— Begin Data lines —
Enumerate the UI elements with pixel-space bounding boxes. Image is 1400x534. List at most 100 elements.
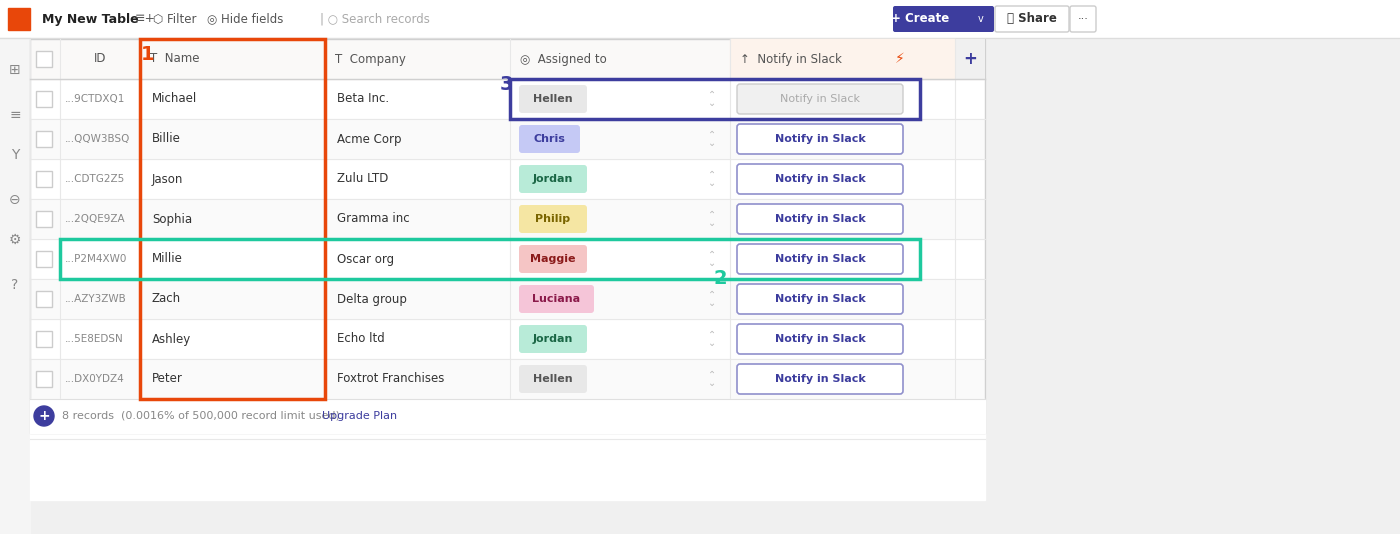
FancyBboxPatch shape xyxy=(995,6,1070,32)
Text: Peter: Peter xyxy=(153,373,183,386)
Text: Notify in Slack: Notify in Slack xyxy=(774,334,865,344)
Bar xyxy=(29,39,986,500)
Text: Philip: Philip xyxy=(535,214,571,224)
Bar xyxy=(29,119,986,159)
FancyBboxPatch shape xyxy=(967,6,994,32)
Text: ...2QQE9ZA: ...2QQE9ZA xyxy=(64,214,126,224)
FancyBboxPatch shape xyxy=(519,285,594,313)
Bar xyxy=(36,91,52,107)
FancyBboxPatch shape xyxy=(519,205,587,233)
Text: ...DX0YDZ4: ...DX0YDZ4 xyxy=(64,374,125,384)
Text: ...5E8EDSN: ...5E8EDSN xyxy=(64,334,123,344)
Text: +: + xyxy=(963,50,977,68)
Text: Beta Inc.: Beta Inc. xyxy=(337,92,389,106)
Text: ↑  Notify in Slack: ↑ Notify in Slack xyxy=(741,52,841,66)
Text: Notify in Slack: Notify in Slack xyxy=(774,174,865,184)
Text: Notify in Slack: Notify in Slack xyxy=(774,254,865,264)
Text: ⌃
⌄: ⌃ ⌄ xyxy=(708,370,715,388)
Text: +: + xyxy=(38,409,50,423)
Text: Notify in Slack: Notify in Slack xyxy=(774,374,865,384)
Bar xyxy=(29,399,986,433)
Text: ⊞: ⊞ xyxy=(10,63,21,77)
Text: 3: 3 xyxy=(500,75,512,93)
Text: ...QQW3BSQ: ...QQW3BSQ xyxy=(64,134,130,144)
Text: Notify in Slack: Notify in Slack xyxy=(774,134,865,144)
Text: Ashley: Ashley xyxy=(153,333,192,345)
Text: Hellen: Hellen xyxy=(533,374,573,384)
Bar xyxy=(36,131,52,147)
Bar xyxy=(36,291,52,307)
Text: Foxtrot Franchises: Foxtrot Franchises xyxy=(337,373,444,386)
Text: ⌃
⌄: ⌃ ⌄ xyxy=(708,250,715,268)
Text: 1: 1 xyxy=(141,45,155,65)
Bar xyxy=(29,359,986,399)
Text: ⌃
⌄: ⌃ ⌄ xyxy=(708,170,715,188)
FancyBboxPatch shape xyxy=(1070,6,1096,32)
Bar xyxy=(955,39,986,79)
Text: v: v xyxy=(979,14,984,24)
Bar xyxy=(8,8,29,30)
Text: ◎ Hide fields: ◎ Hide fields xyxy=(207,12,283,26)
Text: Gramma inc: Gramma inc xyxy=(337,213,410,225)
Text: ⊖: ⊖ xyxy=(10,193,21,207)
Bar xyxy=(140,39,325,399)
Text: ≡: ≡ xyxy=(10,108,21,122)
FancyBboxPatch shape xyxy=(736,124,903,154)
Text: ⟁ Share: ⟁ Share xyxy=(1007,12,1057,26)
Text: ...AZY3ZWB: ...AZY3ZWB xyxy=(64,294,127,304)
Text: ⌃
⌄: ⌃ ⌄ xyxy=(708,290,715,308)
FancyBboxPatch shape xyxy=(736,244,903,274)
Text: Billie: Billie xyxy=(153,132,181,145)
Text: ...CDTG2Z5: ...CDTG2Z5 xyxy=(64,174,125,184)
Text: + Create: + Create xyxy=(890,12,949,26)
Bar xyxy=(0,0,1400,38)
Text: ⌃
⌄: ⌃ ⌄ xyxy=(708,90,715,108)
Text: Delta group: Delta group xyxy=(337,293,407,305)
Text: T  Company: T Company xyxy=(335,52,406,66)
Text: Zach: Zach xyxy=(153,293,181,305)
Bar xyxy=(29,39,986,79)
Text: 2: 2 xyxy=(713,269,727,287)
Text: Y: Y xyxy=(11,148,20,162)
FancyBboxPatch shape xyxy=(519,325,587,353)
FancyBboxPatch shape xyxy=(736,164,903,194)
Bar xyxy=(729,39,955,79)
Text: ...9CTDXQ1: ...9CTDXQ1 xyxy=(64,94,126,104)
FancyBboxPatch shape xyxy=(519,365,587,393)
FancyBboxPatch shape xyxy=(736,84,903,114)
FancyBboxPatch shape xyxy=(519,165,587,193)
Text: ⬡ Filter: ⬡ Filter xyxy=(153,12,197,26)
Text: ⌃
⌄: ⌃ ⌄ xyxy=(708,130,715,148)
Text: ?: ? xyxy=(11,278,18,292)
Bar xyxy=(36,331,52,347)
FancyBboxPatch shape xyxy=(519,125,580,153)
FancyBboxPatch shape xyxy=(893,6,972,32)
Text: ···: ··· xyxy=(1078,14,1088,24)
Bar xyxy=(36,371,52,387)
Bar xyxy=(36,171,52,187)
Text: ⚡: ⚡ xyxy=(895,52,904,66)
Text: Jordan: Jordan xyxy=(533,174,573,184)
Text: ◎  Assigned to: ◎ Assigned to xyxy=(519,52,606,66)
Text: Zulu LTD: Zulu LTD xyxy=(337,172,388,185)
Text: Chris: Chris xyxy=(533,134,566,144)
Text: ⌃
⌄: ⌃ ⌄ xyxy=(708,210,715,228)
Text: Upgrade Plan: Upgrade Plan xyxy=(322,411,398,421)
FancyBboxPatch shape xyxy=(736,204,903,234)
Bar xyxy=(510,79,920,119)
FancyBboxPatch shape xyxy=(736,324,903,354)
Text: ID: ID xyxy=(94,52,106,66)
Text: Sophia: Sophia xyxy=(153,213,192,225)
FancyBboxPatch shape xyxy=(519,85,587,113)
Bar xyxy=(29,39,986,433)
Text: Jordan: Jordan xyxy=(533,334,573,344)
Text: T  Name: T Name xyxy=(150,52,199,66)
Text: Notify in Slack: Notify in Slack xyxy=(774,214,865,224)
FancyBboxPatch shape xyxy=(736,284,903,314)
Text: Notify in Slack: Notify in Slack xyxy=(780,94,860,104)
Text: Oscar org: Oscar org xyxy=(337,253,395,265)
Text: ≡+: ≡+ xyxy=(134,12,155,26)
Bar xyxy=(36,211,52,227)
Text: Millie: Millie xyxy=(153,253,183,265)
Text: | ○ Search records: | ○ Search records xyxy=(321,12,430,26)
— End Data lines —
Exercise directions:
Express every line of the records above as a JSON list of strings, one string per line, skipping blank lines and leaving out the pictures.

Problem solution:
[
  "Enumerate the UI elements with pixel-space bounding boxes. Image is 1400x534. List at most 100 elements.",
  "FancyBboxPatch shape xyxy=(995,6,1070,32)",
  "Text: Peter: Peter xyxy=(153,373,183,386)",
  "Text: Notify in Slack: Notify in Slack xyxy=(774,334,865,344)",
  "Bar xyxy=(29,39,986,500)",
  "Text: Philip: Philip xyxy=(535,214,571,224)",
  "Bar xyxy=(29,119,986,159)",
  "FancyBboxPatch shape xyxy=(967,6,994,32)",
  "Text: ...2QQE9ZA: ...2QQE9ZA xyxy=(64,214,126,224)",
  "FancyBboxPatch shape xyxy=(519,285,594,313)",
  "Bar xyxy=(36,91,52,107)",
  "FancyBboxPatch shape xyxy=(519,205,587,233)",
  "Text: ...DX0YDZ4: ...DX0YDZ4 xyxy=(64,374,125,384)",
  "Text: ...5E8EDSN: ...5E8EDSN xyxy=(64,334,123,344)",
  "Text: +: + xyxy=(963,50,977,68)",
  "Text: Beta Inc.: Beta Inc. xyxy=(337,92,389,106)",
  "Text: ↑  Notify in Slack: ↑ Notify in Slack xyxy=(741,52,841,66)",
  "Text: Notify in Slack: Notify in Slack xyxy=(774,174,865,184)",
  "Text: Notify in Slack: Notify in Slack xyxy=(774,254,865,264)",
  "Text: ⌃",
  "⌄: ⌃ ⌄ xyxy=(708,370,715,388)",
  "Text: +: + xyxy=(38,409,50,423)",
  "Text: Notify in Slack: Notify in Slack xyxy=(774,374,865,384)",
  "Bar xyxy=(29,399,986,433)",
  "Text: ⊞: ⊞ xyxy=(10,63,21,77)",
  "Text: 3: 3 xyxy=(500,75,512,93)",
  "Text: ...QQW3BSQ: ...QQW3BSQ xyxy=(64,134,130,144)",
  "Text: Notify in Slack: Notify in Slack xyxy=(774,134,865,144)",
  "Text: Ashley: Ashley xyxy=(153,333,192,345)",
  "Text: Hellen: Hellen xyxy=(533,374,573,384)",
  "Bar xyxy=(36,131,52,147)",
  "Bar xyxy=(36,291,52,307)",
  "Text: Foxtrot Franchises: Foxtrot Franchises xyxy=(337,373,444,386)",
  "Text: ⌃",
  "⌄: ⌃ ⌄ xyxy=(708,250,715,268)",
  "Text: 1: 1 xyxy=(141,45,155,65)",
  "Bar xyxy=(29,359,986,399)",
  "Text: ⌃",
  "⌄: ⌃ ⌄ xyxy=(708,170,715,188)",
  "FancyBboxPatch shape xyxy=(1070,6,1096,32)",
  "Bar xyxy=(955,39,986,79)",
  "Text: v: v xyxy=(979,14,984,24)",
  "Bar xyxy=(8,8,29,30)",
  "Text: ◎ Hide fields: ◎ Hide fields xyxy=(207,12,283,26)",
  "Text: Gramma inc: Gramma inc xyxy=(337,213,410,225)",
  "Text: ⊖: ⊖ xyxy=(10,193,21,207)",
  "Bar xyxy=(140,39,325,399)",
  "Text: ≡: ≡ xyxy=(10,108,21,122)",
  "FancyBboxPatch shape xyxy=(736,124,903,154)",
  "Text: ⟁ Share: ⟁ Share xyxy=(1007,12,1057,26)",
  "Text: ...AZY3ZWB: ...AZY3ZWB xyxy=(64,294,127,304)",
  "Text: ⌃",
  "⌄: ⌃ ⌄ xyxy=(708,290,715,308)",
  "FancyBboxPatch shape xyxy=(736,244,903,274)",
  "Text: Billie: Billie xyxy=(153,132,181,145)",
  "Text: ...CDTG2Z5: ...CDTG2Z5 xyxy=(64,174,125,184)",
  "Text: + Create: + Create xyxy=(890,12,949,26)",
  "Bar xyxy=(0,0,1400,38)",
  "Text: ⌃",
  "⌄: ⌃ ⌄ xyxy=(708,90,715,108)",
  "Text: Delta group: Delta group xyxy=(337,293,407,305)",
  "Text: T  Company: T Company xyxy=(335,52,406,66)",
  "Text: Zach: Zach xyxy=(153,293,181,305)",
  "Bar xyxy=(29,39,986,79)",
  "Text: 2: 2 xyxy=(713,269,727,287)",
  "Text: Y: Y xyxy=(11,148,20,162)",
  "FancyBboxPatch shape xyxy=(519,325,587,353)",
  "FancyBboxPatch shape xyxy=(736,164,903,194)",
  "Bar xyxy=(729,39,955,79)",
  "Text: ...9CTDXQ1: ...9CTDXQ1 xyxy=(64,94,126,104)",
  "FancyBboxPatch shape xyxy=(519,365,587,393)",
  "FancyBboxPatch shape xyxy=(736,84,903,114)",
  "FancyBboxPatch shape xyxy=(519,165,587,193)",
  "Text: ⬡ Filter: ⬡ Filter xyxy=(153,12,197,26)",
  "Text: ⌃",
  "⌄: ⌃ ⌄ xyxy=(708,130,715,148)",
  "Text: ?: ? xyxy=(11,278,18,292)",
  "Bar xyxy=(36,331,52,347)",
  "FancyBboxPatch shape xyxy=(519,125,580,153)",
  "FancyBboxPatch shape xyxy=(893,6,972,32)",
  "Text: ···: ··· xyxy=(1078,14,1088,24)",
  "Bar xyxy=(36,371,52,387)",
  "Bar xyxy=(36,171,52,187)",
  "Text: ⚡: ⚡ xyxy=(895,52,904,66)",
  "Text: Jordan: Jordan xyxy=(533,174,573,184)",
  "Text: ◎  Assigned to: ◎ Assigned to xyxy=(519,52,606,66)",
  "Text: Zulu LTD: Zulu LTD xyxy=(337,172,388,185)",
  "Text: Chris: Chris xyxy=(533,134,566,144)",
  "Text: ⌃",
  "⌄: ⌃ ⌄ xyxy=(708,210,715,228)",
  "Text: Upgrade Plan: Upgrade Plan xyxy=(322,411,398,421)",
  "FancyBboxPatch shape xyxy=(736,204,903,234)",
  "Bar xyxy=(510,79,920,119)",
  "FancyBboxPatch shape xyxy=(736,324,903,354)",
  "Text: ID: ID xyxy=(94,52,106,66)",
  "Text: Sophia: Sophia xyxy=(153,213,192,225)",
  "FancyBboxPatch shape xyxy=(519,85,587,113)",
  "Bar xyxy=(29,39,986,433)",
  "Text: Jordan: Jordan xyxy=(533,334,573,344)",
  "Text: T  Name: T Name xyxy=(150,52,199,66)",
  "Text: Notify in Slack: Notify in Slack xyxy=(774,214,865,224)",
  "FancyBboxPatch shape xyxy=(736,284,903,314)",
  "Text: Notify in Slack: Notify in Slack xyxy=(780,94,860,104)",
  "Text: Oscar org: Oscar org xyxy=(337,253,395,265)",
  "Text: ≡+: ≡+ xyxy=(134,12,155,26)",
  "Bar xyxy=(36,211,52,227)",
  "Text: Millie: Millie xyxy=(153,253,183,265)",
  "Text: | ○ Search records: | ○ Search records xyxy=(321,12,430,26)"
]